What you should do
Set down all of the data exactly as it appears.

Source data
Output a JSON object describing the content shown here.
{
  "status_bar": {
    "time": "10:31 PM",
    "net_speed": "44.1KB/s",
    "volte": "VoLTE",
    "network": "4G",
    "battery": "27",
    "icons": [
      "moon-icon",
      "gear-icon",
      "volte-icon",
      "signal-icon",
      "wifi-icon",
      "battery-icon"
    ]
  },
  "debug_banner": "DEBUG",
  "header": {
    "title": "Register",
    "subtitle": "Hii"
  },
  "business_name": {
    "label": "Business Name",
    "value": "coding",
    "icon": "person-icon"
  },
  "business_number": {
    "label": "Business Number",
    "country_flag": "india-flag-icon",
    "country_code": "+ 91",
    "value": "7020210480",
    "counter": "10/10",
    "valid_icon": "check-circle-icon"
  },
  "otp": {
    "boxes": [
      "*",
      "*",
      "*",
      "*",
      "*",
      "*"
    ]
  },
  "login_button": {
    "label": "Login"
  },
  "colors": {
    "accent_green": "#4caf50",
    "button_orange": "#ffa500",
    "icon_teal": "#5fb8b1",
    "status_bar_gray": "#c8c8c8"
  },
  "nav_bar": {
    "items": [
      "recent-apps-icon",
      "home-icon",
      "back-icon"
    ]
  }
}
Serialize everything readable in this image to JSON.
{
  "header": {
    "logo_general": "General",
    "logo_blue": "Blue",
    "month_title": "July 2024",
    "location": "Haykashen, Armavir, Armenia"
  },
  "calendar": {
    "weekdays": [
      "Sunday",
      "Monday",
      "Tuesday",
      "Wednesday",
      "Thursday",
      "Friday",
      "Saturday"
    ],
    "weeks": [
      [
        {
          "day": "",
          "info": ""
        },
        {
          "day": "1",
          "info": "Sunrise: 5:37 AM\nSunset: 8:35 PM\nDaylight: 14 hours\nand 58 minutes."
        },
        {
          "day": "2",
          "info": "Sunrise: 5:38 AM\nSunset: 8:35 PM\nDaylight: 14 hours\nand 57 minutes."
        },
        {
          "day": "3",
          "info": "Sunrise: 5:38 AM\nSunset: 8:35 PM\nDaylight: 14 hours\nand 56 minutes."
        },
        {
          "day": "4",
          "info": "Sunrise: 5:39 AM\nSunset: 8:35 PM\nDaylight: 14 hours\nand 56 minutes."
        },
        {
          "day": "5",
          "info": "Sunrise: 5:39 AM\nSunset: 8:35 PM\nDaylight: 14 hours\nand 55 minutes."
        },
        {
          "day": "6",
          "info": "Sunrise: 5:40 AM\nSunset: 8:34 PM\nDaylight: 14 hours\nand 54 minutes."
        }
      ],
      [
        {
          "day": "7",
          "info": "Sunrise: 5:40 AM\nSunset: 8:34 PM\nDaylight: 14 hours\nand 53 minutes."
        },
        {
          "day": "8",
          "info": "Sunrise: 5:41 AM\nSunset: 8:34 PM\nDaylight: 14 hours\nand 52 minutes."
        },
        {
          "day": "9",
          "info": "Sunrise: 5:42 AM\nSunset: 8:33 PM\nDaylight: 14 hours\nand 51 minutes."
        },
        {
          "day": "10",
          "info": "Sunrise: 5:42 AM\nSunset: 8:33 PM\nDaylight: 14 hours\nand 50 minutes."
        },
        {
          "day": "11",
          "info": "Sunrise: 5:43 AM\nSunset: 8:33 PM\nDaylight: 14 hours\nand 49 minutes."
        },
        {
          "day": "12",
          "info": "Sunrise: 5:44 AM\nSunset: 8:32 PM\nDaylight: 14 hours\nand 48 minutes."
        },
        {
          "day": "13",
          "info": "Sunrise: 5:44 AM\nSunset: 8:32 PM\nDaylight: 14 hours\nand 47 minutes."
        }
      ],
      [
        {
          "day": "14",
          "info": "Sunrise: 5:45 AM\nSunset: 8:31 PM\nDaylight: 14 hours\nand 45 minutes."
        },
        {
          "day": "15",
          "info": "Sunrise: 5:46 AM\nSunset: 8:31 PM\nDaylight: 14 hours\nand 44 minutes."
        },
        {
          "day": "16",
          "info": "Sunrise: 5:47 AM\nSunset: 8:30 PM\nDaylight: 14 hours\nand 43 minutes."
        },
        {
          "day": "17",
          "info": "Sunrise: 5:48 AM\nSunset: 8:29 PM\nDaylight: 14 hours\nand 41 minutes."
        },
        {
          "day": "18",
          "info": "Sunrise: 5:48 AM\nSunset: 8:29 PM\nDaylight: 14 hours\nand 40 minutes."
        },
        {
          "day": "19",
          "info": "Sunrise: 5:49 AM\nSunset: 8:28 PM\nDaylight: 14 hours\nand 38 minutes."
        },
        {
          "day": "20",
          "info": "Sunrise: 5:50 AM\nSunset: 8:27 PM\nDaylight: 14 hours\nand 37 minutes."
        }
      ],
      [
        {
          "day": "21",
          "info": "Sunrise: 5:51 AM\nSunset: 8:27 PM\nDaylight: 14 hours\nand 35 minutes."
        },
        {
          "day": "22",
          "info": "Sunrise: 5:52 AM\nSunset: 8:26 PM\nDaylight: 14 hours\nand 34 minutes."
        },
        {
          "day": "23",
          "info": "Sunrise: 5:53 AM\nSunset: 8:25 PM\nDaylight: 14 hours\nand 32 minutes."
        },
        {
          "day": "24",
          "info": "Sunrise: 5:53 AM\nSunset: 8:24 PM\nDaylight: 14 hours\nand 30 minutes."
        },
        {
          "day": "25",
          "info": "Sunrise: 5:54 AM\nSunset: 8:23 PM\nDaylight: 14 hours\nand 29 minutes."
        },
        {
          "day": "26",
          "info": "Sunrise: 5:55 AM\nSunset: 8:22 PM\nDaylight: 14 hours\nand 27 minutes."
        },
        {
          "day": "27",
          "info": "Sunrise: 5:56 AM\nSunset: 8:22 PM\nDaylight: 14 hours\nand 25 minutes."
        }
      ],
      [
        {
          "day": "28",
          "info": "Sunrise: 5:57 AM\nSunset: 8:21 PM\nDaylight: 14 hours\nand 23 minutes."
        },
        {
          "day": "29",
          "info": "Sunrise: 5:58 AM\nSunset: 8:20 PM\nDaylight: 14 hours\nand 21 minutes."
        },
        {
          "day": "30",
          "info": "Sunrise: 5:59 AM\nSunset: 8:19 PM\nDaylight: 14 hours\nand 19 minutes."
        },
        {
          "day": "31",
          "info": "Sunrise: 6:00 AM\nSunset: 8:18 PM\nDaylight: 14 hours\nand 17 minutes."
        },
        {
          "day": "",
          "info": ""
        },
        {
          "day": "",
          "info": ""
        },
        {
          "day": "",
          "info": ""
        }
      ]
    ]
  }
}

Exercise answer
Output a JSON object describing the content shown here.
{
  "status_bar": {
    "time": "10:31 PM",
    "net_speed": "44.1KB/s",
    "volte": "VoLTE",
    "network": "4G",
    "battery": "27",
    "icons": [
      "moon-icon",
      "gear-icon",
      "volte-icon",
      "signal-icon",
      "wifi-icon",
      "battery-icon"
    ]
  },
  "debug_banner": "DEBUG",
  "header": {
    "title": "Register",
    "subtitle": "Hii"
  },
  "business_name": {
    "label": "Business Name",
    "value": "coding",
    "icon": "person-icon"
  },
  "business_number": {
    "label": "Business Number",
    "country_flag": "india-flag-icon",
    "country_code": "+ 91",
    "value": "7020210480",
    "counter": "10/10",
    "valid_icon": "check-circle-icon"
  },
  "otp": {
    "boxes": [
      "*",
      "*",
      "*",
      "*",
      "*",
      "*"
    ]
  },
  "login_button": {
    "label": "Login"
  },
  "colors": {
    "accent_green": "#4caf50",
    "button_orange": "#ffa500",
    "icon_teal": "#5fb8b1",
    "status_bar_gray": "#c8c8c8"
  },
  "nav_bar": {
    "items": [
      "recent-apps-icon",
      "home-icon",
      "back-icon"
    ]
  }
}
Serialize everything readable in this image to JSON.
{
  "header": {
    "logo_general": "General",
    "logo_blue": "Blue",
    "month_title": "July 2024",
    "location": "Haykashen, Armavir, Armenia"
  },
  "calendar": {
    "weekdays": [
      "Sunday",
      "Monday",
      "Tuesday",
      "Wednesday",
      "Thursday",
      "Friday",
      "Saturday"
    ],
    "weeks": [
      [
        {
          "day": "",
          "info": ""
        },
        {
          "day": "1",
          "info": "Sunrise: 5:37 AM\nSunset: 8:35 PM\nDaylight: 14 hours\nand 58 minutes."
        },
        {
          "day": "2",
          "info": "Sunrise: 5:38 AM\nSunset: 8:35 PM\nDaylight: 14 hours\nand 57 minutes."
        },
        {
          "day": "3",
          "info": "Sunrise: 5:38 AM\nSunset: 8:35 PM\nDaylight: 14 hours\nand 56 minutes."
        },
        {
          "day": "4",
          "info": "Sunrise: 5:39 AM\nSunset: 8:35 PM\nDaylight: 14 hours\nand 56 minutes."
        },
        {
          "day": "5",
          "info": "Sunrise: 5:39 AM\nSunset: 8:35 PM\nDaylight: 14 hours\nand 55 minutes."
        },
        {
          "day": "6",
          "info": "Sunrise: 5:40 AM\nSunset: 8:34 PM\nDaylight: 14 hours\nand 54 minutes."
        }
      ],
      [
        {
          "day": "7",
          "info": "Sunrise: 5:40 AM\nSunset: 8:34 PM\nDaylight: 14 hours\nand 53 minutes."
        },
        {
          "day": "8",
          "info": "Sunrise: 5:41 AM\nSunset: 8:34 PM\nDaylight: 14 hours\nand 52 minutes."
        },
        {
          "day": "9",
          "info": "Sunrise: 5:42 AM\nSunset: 8:33 PM\nDaylight: 14 hours\nand 51 minutes."
        },
        {
          "day": "10",
          "info": "Sunrise: 5:42 AM\nSunset: 8:33 PM\nDaylight: 14 hours\nand 50 minutes."
        },
        {
          "day": "11",
          "info": "Sunrise: 5:43 AM\nSunset: 8:33 PM\nDaylight: 14 hours\nand 49 minutes."
        },
        {
          "day": "12",
          "info": "Sunrise: 5:44 AM\nSunset: 8:32 PM\nDaylight: 14 hours\nand 48 minutes."
        },
        {
          "day": "13",
          "info": "Sunrise: 5:44 AM\nSunset: 8:32 PM\nDaylight: 14 hours\nand 47 minutes."
        }
      ],
      [
        {
          "day": "14",
          "info": "Sunrise: 5:45 AM\nSunset: 8:31 PM\nDaylight: 14 hours\nand 45 minutes."
        },
        {
          "day": "15",
          "info": "Sunrise: 5:46 AM\nSunset: 8:31 PM\nDaylight: 14 hours\nand 44 minutes."
        },
        {
          "day": "16",
          "info": "Sunrise: 5:47 AM\nSunset: 8:30 PM\nDaylight: 14 hours\nand 43 minutes."
        },
        {
          "day": "17",
          "info": "Sunrise: 5:48 AM\nSunset: 8:29 PM\nDaylight: 14 hours\nand 41 minutes."
        },
        {
          "day": "18",
          "info": "Sunrise: 5:48 AM\nSunset: 8:29 PM\nDaylight: 14 hours\nand 40 minutes."
        },
        {
          "day": "19",
          "info": "Sunrise: 5:49 AM\nSunset: 8:28 PM\nDaylight: 14 hours\nand 38 minutes."
        },
        {
          "day": "20",
          "info": "Sunrise: 5:50 AM\nSunset: 8:27 PM\nDaylight: 14 hours\nand 37 minutes."
        }
      ],
      [
        {
          "day": "21",
          "info": "Sunrise: 5:51 AM\nSunset: 8:27 PM\nDaylight: 14 hours\nand 35 minutes."
        },
        {
          "day": "22",
          "info": "Sunrise: 5:52 AM\nSunset: 8:26 PM\nDaylight: 14 hours\nand 34 minutes."
        },
        {
          "day": "23",
          "info": "Sunrise: 5:53 AM\nSunset: 8:25 PM\nDaylight: 14 hours\nand 32 minutes."
        },
        {
          "day": "24",
          "info": "Sunrise: 5:53 AM\nSunset: 8:24 PM\nDaylight: 14 hours\nand 30 minutes."
        },
        {
          "day": "25",
          "info": "Sunrise: 5:54 AM\nSunset: 8:23 PM\nDaylight: 14 hours\nand 29 minutes."
        },
        {
          "day": "26",
          "info": "Sunrise: 5:55 AM\nSunset: 8:22 PM\nDaylight: 14 hours\nand 27 minutes."
        },
        {
          "day": "27",
          "info": "Sunrise: 5:56 AM\nSunset: 8:22 PM\nDaylight: 14 hours\nand 25 minutes."
        }
      ],
      [
        {
          "day": "28",
          "info": "Sunrise: 5:57 AM\nSunset: 8:21 PM\nDaylight: 14 hours\nand 23 minutes."
        },
        {
          "day": "29",
          "info": "Sunrise: 5:58 AM\nSunset: 8:20 PM\nDaylight: 14 hours\nand 21 minutes."
        },
        {
          "day": "30",
          "info": "Sunrise: 5:59 AM\nSunset: 8:19 PM\nDaylight: 14 hours\nand 19 minutes."
        },
        {
          "day": "31",
          "info": "Sunrise: 6:00 AM\nSunset: 8:18 PM\nDaylight: 14 hours\nand 17 minutes."
        },
        {
          "day": "",
          "info": ""
        },
        {
          "day": "",
          "info": ""
        },
        {
          "day": "",
          "info": ""
        }
      ]
    ]
  }
}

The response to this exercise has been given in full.